■ **WHAT YOU NEED TO DO**: Select the lines below containing the word "霍克斯默".

(Items from a dataset)
=-=-=

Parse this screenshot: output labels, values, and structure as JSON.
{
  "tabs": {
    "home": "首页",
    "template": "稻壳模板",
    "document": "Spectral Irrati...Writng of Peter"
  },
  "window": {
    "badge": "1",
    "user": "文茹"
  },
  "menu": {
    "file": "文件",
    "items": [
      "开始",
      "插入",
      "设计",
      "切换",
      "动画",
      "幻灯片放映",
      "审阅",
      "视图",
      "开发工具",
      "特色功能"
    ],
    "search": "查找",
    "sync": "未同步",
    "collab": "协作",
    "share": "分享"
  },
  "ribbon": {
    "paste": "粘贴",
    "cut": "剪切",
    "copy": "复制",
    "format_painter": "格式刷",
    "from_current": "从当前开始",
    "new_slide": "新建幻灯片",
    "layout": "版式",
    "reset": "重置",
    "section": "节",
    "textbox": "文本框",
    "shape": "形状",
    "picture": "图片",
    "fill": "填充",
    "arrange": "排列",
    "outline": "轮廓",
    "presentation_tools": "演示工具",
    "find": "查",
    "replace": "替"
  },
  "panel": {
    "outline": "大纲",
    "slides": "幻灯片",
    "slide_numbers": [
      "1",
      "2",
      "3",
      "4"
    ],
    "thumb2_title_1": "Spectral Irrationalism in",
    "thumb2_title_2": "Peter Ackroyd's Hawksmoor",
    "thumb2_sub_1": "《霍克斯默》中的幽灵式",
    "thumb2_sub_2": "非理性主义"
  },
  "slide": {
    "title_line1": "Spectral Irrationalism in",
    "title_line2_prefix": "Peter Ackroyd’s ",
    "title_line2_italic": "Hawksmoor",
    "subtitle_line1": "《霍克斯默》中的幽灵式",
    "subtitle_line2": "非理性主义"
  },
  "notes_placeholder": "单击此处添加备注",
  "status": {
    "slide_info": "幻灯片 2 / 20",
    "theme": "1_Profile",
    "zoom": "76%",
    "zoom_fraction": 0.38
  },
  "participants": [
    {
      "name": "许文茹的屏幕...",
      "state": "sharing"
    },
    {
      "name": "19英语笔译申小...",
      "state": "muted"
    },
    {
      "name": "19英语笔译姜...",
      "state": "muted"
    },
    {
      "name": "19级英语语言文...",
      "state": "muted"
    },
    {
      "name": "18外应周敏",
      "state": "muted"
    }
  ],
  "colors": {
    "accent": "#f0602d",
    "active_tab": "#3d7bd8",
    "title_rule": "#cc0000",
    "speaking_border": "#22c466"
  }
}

=-=-=

■ **WRITTEN SOLUTION**:
    "thumb2_sub_1": "《霍克斯默》中的幽灵式",
    "subtitle_line1": "《霍克斯默》中的幽灵式",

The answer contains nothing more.